Aim of the exercise – Below are records to be output exactly, every one of them.

Records supplied –
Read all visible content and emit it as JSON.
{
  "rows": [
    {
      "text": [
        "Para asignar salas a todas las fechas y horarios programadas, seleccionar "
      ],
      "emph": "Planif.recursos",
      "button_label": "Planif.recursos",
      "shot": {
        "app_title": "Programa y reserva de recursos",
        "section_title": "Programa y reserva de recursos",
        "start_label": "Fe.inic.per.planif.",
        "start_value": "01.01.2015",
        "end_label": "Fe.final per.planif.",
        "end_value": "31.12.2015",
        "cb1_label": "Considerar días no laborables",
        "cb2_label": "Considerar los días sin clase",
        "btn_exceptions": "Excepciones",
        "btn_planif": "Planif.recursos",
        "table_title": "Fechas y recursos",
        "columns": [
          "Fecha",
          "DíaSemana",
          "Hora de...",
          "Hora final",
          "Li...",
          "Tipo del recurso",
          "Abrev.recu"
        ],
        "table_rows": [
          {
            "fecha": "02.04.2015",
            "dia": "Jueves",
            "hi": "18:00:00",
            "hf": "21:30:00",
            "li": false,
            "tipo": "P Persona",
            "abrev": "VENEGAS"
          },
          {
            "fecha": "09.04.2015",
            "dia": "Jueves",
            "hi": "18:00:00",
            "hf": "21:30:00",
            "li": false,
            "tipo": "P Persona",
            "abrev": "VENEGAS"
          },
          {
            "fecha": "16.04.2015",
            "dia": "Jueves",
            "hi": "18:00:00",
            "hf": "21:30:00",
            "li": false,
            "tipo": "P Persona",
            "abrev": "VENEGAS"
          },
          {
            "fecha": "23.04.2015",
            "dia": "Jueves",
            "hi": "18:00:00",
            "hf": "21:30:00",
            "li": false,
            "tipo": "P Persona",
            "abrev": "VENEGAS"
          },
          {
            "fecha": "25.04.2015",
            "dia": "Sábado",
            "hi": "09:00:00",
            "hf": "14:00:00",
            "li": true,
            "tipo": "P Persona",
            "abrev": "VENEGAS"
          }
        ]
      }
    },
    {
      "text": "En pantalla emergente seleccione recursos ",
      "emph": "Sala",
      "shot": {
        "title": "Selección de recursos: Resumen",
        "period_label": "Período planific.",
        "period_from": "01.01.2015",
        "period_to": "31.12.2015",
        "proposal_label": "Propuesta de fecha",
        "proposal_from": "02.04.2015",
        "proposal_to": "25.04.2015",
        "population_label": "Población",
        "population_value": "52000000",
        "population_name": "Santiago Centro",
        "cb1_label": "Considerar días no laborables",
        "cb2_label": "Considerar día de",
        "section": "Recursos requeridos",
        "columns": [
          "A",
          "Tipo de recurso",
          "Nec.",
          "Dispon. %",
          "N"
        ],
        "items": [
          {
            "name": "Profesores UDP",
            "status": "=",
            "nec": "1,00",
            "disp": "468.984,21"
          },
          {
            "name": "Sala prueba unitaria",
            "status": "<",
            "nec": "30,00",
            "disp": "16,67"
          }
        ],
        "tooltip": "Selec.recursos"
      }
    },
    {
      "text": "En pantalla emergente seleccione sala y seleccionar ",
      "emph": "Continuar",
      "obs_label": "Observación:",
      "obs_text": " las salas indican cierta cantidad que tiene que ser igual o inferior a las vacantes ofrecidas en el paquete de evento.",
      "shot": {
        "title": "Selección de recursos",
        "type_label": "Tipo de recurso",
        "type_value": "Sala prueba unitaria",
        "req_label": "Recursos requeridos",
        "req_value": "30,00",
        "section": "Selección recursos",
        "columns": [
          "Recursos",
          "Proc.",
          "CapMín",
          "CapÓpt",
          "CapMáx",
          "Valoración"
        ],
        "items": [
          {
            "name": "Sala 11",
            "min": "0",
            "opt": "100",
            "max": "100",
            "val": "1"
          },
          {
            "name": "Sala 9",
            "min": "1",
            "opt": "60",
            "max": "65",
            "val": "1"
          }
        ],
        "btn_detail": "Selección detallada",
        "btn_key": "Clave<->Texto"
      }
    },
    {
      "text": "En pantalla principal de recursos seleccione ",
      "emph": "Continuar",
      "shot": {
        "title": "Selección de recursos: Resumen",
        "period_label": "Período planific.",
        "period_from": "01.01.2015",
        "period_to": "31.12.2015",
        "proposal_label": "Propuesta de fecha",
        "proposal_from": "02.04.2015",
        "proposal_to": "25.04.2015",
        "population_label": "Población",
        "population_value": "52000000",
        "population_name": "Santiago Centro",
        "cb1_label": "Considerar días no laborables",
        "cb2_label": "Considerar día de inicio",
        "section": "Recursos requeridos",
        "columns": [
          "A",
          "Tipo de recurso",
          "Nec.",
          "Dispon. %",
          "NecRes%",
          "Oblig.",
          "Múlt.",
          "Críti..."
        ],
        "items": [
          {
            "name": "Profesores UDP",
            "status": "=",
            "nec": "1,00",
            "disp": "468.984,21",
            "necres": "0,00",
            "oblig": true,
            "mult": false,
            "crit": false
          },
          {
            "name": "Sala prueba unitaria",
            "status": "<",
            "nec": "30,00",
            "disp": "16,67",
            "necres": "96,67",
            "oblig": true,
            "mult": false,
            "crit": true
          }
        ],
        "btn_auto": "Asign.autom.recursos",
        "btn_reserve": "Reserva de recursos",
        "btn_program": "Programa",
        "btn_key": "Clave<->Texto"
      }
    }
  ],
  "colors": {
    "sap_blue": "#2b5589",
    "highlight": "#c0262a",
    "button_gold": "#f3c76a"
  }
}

Problem solution –
Read all visible content and emit it as JSON.
{
  "rows": [
    {
      "text": [
        "Para asignar salas a todas las fechas y horarios programadas, seleccionar "
      ],
      "emph": "Planif.recursos",
      "button_label": "Planif.recursos",
      "shot": {
        "app_title": "Programa y reserva de recursos",
        "section_title": "Programa y reserva de recursos",
        "start_label": "Fe.inic.per.planif.",
        "start_value": "01.01.2015",
        "end_label": "Fe.final per.planif.",
        "end_value": "31.12.2015",
        "cb1_label": "Considerar días no laborables",
        "cb2_label": "Considerar los días sin clase",
        "btn_exceptions": "Excepciones",
        "btn_planif": "Planif.recursos",
        "table_title": "Fechas y recursos",
        "columns": [
          "Fecha",
          "DíaSemana",
          "Hora de...",
          "Hora final",
          "Li...",
          "Tipo del recurso",
          "Abrev.recu"
        ],
        "table_rows": [
          {
            "fecha": "02.04.2015",
            "dia": "Jueves",
            "hi": "18:00:00",
            "hf": "21:30:00",
            "li": false,
            "tipo": "P Persona",
            "abrev": "VENEGAS"
          },
          {
            "fecha": "09.04.2015",
            "dia": "Jueves",
            "hi": "18:00:00",
            "hf": "21:30:00",
            "li": false,
            "tipo": "P Persona",
            "abrev": "VENEGAS"
          },
          {
            "fecha": "16.04.2015",
            "dia": "Jueves",
            "hi": "18:00:00",
            "hf": "21:30:00",
            "li": false,
            "tipo": "P Persona",
            "abrev": "VENEGAS"
          },
          {
            "fecha": "23.04.2015",
            "dia": "Jueves",
            "hi": "18:00:00",
            "hf": "21:30:00",
            "li": false,
            "tipo": "P Persona",
            "abrev": "VENEGAS"
          },
          {
            "fecha": "25.04.2015",
            "dia": "Sábado",
            "hi": "09:00:00",
            "hf": "14:00:00",
            "li": true,
            "tipo": "P Persona",
            "abrev": "VENEGAS"
          }
        ]
      }
    },
    {
      "text": "En pantalla emergente seleccione recursos ",
      "emph": "Sala",
      "shot": {
        "title": "Selección de recursos: Resumen",
        "period_label": "Período planific.",
        "period_from": "01.01.2015",
        "period_to": "31.12.2015",
        "proposal_label": "Propuesta de fecha",
        "proposal_from": "02.04.2015",
        "proposal_to": "25.04.2015",
        "population_label": "Población",
        "population_value": "52000000",
        "population_name": "Santiago Centro",
        "cb1_label": "Considerar días no laborables",
        "cb2_label": "Considerar día de",
        "section": "Recursos requeridos",
        "columns": [
          "A",
          "Tipo de recurso",
          "Nec.",
          "Dispon. %",
          "N"
        ],
        "items": [
          {
            "name": "Profesores UDP",
            "status": "=",
            "nec": "1,00",
            "disp": "468.984,21"
          },
          {
            "name": "Sala prueba unitaria",
            "status": "<",
            "nec": "30,00",
            "disp": "16,67"
          }
        ],
        "tooltip": "Selec.recursos"
      }
    },
    {
      "text": "En pantalla emergente seleccione sala y seleccionar ",
      "emph": "Continuar",
      "obs_label": "Observación:",
      "obs_text": " las salas indican cierta cantidad que tiene que ser igual o inferior a las vacantes ofrecidas en el paquete de evento.",
      "shot": {
        "title": "Selección de recursos",
        "type_label": "Tipo de recurso",
        "type_value": "Sala prueba unitaria",
        "req_label": "Recursos requeridos",
        "req_value": "30,00",
        "section": "Selección recursos",
        "columns": [
          "Recursos",
          "Proc.",
          "CapMín",
          "CapÓpt",
          "CapMáx",
          "Valoración"
        ],
        "items": [
          {
            "name": "Sala 11",
            "min": "0",
            "opt": "100",
            "max": "100",
            "val": "1"
          },
          {
            "name": "Sala 9",
            "min": "1",
            "opt": "60",
            "max": "65",
            "val": "1"
          }
        ],
        "btn_detail": "Selección detallada",
        "btn_key": "Clave<->Texto"
      }
    },
    {
      "text": "En pantalla principal de recursos seleccione ",
      "emph": "Continuar",
      "shot": {
        "title": "Selección de recursos: Resumen",
        "period_label": "Período planific.",
        "period_from": "01.01.2015",
        "period_to": "31.12.2015",
        "proposal_label": "Propuesta de fecha",
        "proposal_from": "02.04.2015",
        "proposal_to": "25.04.2015",
        "population_label": "Población",
        "population_value": "52000000",
        "population_name": "Santiago Centro",
        "cb1_label": "Considerar días no laborables",
        "cb2_label": "Considerar día de inicio",
        "section": "Recursos requeridos",
        "columns": [
          "A",
          "Tipo de recurso",
          "Nec.",
          "Dispon. %",
          "NecRes%",
          "Oblig.",
          "Múlt.",
          "Críti..."
        ],
        "items": [
          {
            "name": "Profesores UDP",
            "status": "=",
            "nec": "1,00",
            "disp": "468.984,21",
            "necres": "0,00",
            "oblig": true,
            "mult": false,
            "crit": false
          },
          {
            "name": "Sala prueba unitaria",
            "status": "<",
            "nec": "30,00",
            "disp": "16,67",
            "necres": "96,67",
            "oblig": true,
            "mult": false,
            "crit": true
          }
        ],
        "btn_auto": "Asign.autom.recursos",
        "btn_reserve": "Reserva de recursos",
        "btn_program": "Programa",
        "btn_key": "Clave<->Texto"
      }
    }
  ],
  "colors": {
    "sap_blue": "#2b5589",
    "highlight": "#c0262a",
    "button_gold": "#f3c76a"
  }
}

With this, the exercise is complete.